WORK TO BE COMPLETED >> Examine each line of the data. Copy those that contain the string "小磁针的右端为N极".

ENTRIES SHOWN >>
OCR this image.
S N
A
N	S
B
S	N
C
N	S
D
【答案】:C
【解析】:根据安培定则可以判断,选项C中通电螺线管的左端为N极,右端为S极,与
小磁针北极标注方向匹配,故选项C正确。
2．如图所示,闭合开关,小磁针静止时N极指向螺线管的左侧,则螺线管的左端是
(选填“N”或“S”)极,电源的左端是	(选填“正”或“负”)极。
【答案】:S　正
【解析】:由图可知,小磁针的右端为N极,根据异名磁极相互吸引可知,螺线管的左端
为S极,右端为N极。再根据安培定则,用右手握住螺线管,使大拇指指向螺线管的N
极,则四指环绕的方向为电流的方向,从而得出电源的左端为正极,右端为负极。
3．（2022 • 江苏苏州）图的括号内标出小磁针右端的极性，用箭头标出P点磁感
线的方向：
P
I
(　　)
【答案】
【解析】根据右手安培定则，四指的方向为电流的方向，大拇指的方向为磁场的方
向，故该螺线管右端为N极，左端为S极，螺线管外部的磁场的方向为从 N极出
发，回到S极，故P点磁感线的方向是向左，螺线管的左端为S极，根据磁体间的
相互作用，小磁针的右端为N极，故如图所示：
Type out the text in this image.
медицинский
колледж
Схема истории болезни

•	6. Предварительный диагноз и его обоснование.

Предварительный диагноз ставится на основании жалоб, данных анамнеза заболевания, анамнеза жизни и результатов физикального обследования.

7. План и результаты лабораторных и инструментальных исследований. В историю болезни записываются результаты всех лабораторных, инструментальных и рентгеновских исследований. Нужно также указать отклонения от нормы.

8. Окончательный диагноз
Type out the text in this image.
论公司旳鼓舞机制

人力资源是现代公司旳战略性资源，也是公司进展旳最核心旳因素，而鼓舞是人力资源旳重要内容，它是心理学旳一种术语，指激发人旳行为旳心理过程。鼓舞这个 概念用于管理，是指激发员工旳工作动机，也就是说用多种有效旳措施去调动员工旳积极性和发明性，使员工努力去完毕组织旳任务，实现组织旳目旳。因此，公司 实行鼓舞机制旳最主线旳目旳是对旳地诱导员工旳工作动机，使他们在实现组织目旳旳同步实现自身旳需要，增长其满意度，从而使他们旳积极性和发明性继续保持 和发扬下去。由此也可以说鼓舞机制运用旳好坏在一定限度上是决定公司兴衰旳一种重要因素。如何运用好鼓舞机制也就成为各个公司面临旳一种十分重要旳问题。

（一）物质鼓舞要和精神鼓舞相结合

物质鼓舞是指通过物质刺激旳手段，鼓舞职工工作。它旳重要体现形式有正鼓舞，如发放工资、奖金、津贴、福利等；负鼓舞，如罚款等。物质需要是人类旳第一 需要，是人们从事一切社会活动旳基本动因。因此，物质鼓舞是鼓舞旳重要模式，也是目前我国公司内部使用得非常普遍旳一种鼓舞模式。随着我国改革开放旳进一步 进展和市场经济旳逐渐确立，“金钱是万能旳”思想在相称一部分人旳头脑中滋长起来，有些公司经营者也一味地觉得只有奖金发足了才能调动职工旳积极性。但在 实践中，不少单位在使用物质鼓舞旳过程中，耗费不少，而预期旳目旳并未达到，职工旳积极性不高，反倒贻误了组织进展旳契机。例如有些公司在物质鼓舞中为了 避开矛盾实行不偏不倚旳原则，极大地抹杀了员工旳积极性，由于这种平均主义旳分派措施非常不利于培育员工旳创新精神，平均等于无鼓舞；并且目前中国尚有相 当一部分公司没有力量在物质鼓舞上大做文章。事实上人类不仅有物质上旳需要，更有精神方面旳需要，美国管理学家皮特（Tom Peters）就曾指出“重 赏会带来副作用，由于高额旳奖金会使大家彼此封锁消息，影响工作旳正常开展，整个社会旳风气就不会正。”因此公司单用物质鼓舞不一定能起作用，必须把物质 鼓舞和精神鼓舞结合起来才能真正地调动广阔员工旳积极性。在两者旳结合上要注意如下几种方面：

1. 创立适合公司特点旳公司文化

---

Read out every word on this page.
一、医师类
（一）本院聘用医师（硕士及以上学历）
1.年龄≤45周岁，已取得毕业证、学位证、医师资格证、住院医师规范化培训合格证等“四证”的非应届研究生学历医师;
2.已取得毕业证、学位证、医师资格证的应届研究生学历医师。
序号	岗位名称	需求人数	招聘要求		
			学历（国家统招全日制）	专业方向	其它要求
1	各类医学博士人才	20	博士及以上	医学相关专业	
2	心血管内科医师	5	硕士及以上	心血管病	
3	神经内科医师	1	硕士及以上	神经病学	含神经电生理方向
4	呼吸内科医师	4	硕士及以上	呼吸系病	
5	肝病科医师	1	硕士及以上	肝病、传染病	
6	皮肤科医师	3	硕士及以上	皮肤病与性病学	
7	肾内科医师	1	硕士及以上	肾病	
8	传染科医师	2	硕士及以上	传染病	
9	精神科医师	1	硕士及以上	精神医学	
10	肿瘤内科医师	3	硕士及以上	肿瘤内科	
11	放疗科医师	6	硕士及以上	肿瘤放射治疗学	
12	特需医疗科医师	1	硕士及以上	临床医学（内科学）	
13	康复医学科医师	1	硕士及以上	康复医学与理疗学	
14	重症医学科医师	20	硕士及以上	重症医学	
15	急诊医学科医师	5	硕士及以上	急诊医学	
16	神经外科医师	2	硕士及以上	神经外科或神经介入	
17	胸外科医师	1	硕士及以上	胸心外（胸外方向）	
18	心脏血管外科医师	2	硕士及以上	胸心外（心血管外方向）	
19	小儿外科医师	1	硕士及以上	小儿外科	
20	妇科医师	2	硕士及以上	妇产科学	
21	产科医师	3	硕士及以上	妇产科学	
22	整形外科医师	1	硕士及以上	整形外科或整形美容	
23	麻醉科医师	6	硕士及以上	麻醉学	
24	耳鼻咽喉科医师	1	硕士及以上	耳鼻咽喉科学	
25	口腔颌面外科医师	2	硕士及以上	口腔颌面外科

...

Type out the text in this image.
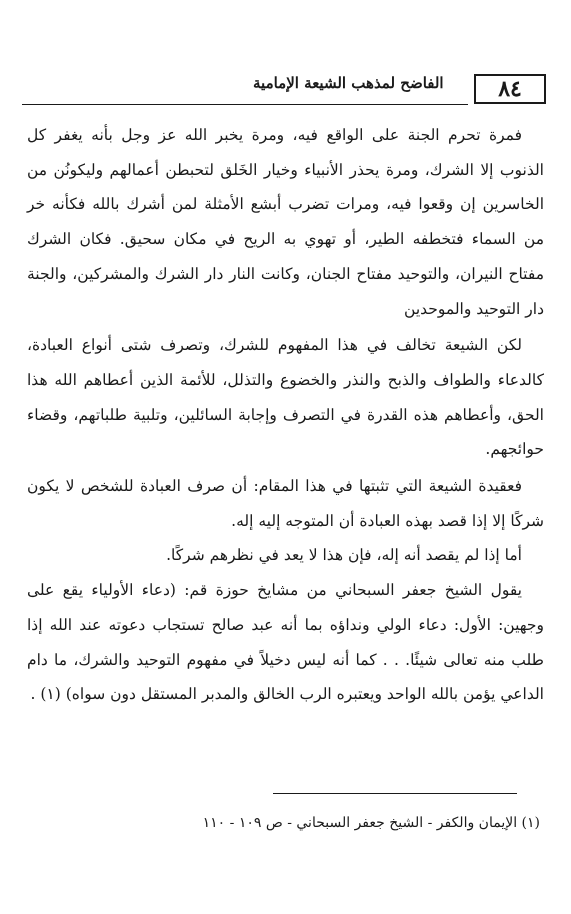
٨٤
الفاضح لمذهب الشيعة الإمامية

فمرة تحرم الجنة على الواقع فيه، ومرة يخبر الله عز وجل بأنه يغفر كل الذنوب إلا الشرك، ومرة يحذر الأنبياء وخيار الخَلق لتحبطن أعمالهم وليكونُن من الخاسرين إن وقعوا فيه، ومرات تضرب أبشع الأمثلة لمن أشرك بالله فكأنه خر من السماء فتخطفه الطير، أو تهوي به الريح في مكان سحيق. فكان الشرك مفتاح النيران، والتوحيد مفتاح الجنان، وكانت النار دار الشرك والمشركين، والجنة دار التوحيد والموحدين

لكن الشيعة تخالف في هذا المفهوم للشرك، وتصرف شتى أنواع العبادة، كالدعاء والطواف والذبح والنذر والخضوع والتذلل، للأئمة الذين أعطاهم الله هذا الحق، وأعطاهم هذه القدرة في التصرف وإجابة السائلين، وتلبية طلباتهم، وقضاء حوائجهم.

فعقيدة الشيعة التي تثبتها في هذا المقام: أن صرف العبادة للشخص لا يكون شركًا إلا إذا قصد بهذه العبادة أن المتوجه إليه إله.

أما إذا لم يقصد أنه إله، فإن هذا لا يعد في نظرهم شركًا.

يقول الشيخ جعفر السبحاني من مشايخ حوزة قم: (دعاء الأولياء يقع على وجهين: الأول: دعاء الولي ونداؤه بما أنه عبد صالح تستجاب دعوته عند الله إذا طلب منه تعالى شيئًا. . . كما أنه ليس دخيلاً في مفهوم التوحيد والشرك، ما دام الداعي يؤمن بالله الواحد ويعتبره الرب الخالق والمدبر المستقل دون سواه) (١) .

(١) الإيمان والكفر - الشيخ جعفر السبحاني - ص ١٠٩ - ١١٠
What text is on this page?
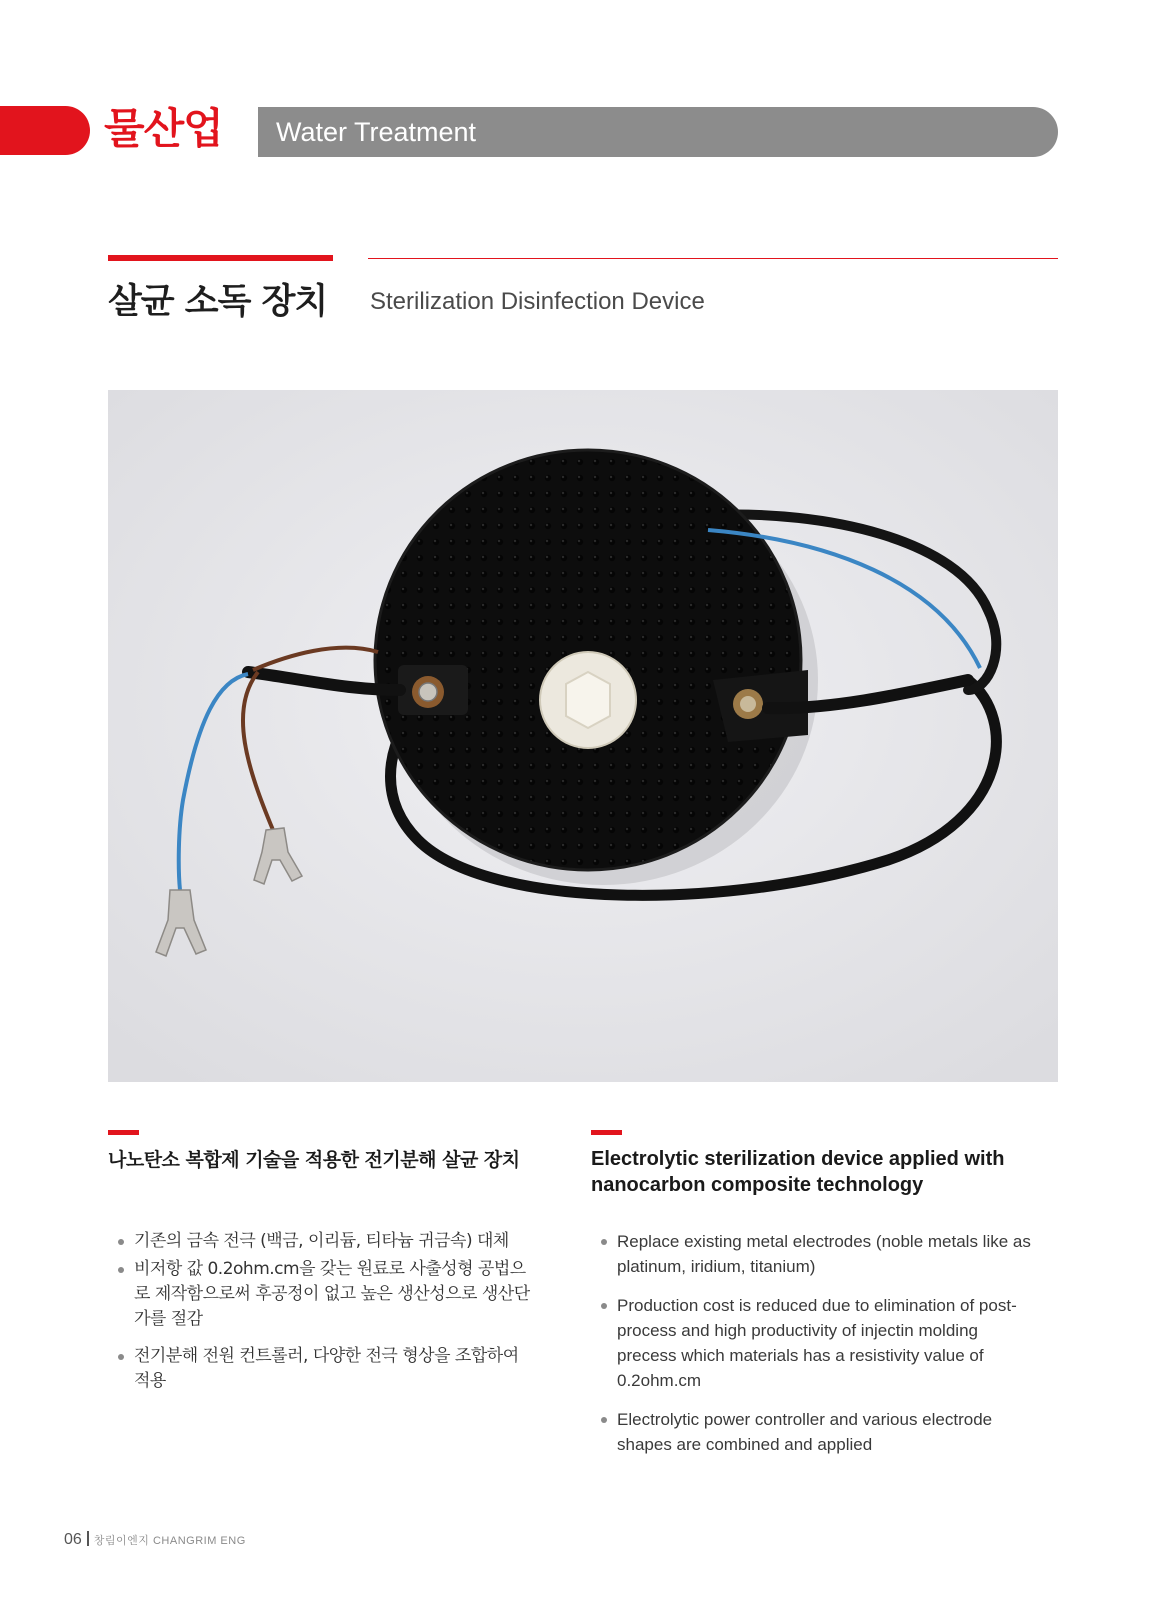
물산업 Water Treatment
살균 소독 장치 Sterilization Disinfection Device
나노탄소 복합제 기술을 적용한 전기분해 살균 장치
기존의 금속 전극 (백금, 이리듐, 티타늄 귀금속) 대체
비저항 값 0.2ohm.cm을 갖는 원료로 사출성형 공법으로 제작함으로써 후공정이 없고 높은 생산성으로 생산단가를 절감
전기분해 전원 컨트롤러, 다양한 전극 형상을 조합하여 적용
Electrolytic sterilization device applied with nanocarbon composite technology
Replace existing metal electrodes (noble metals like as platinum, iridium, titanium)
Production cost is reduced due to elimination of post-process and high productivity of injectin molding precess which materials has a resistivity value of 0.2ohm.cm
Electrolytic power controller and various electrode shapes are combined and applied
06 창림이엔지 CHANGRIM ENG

ANSWER >>
【解析】:由图可知,小磁针的右端为N极,根据异名磁极相互吸引可知,螺线管的左端
相互作用，小磁针的右端为N极，故如图所示：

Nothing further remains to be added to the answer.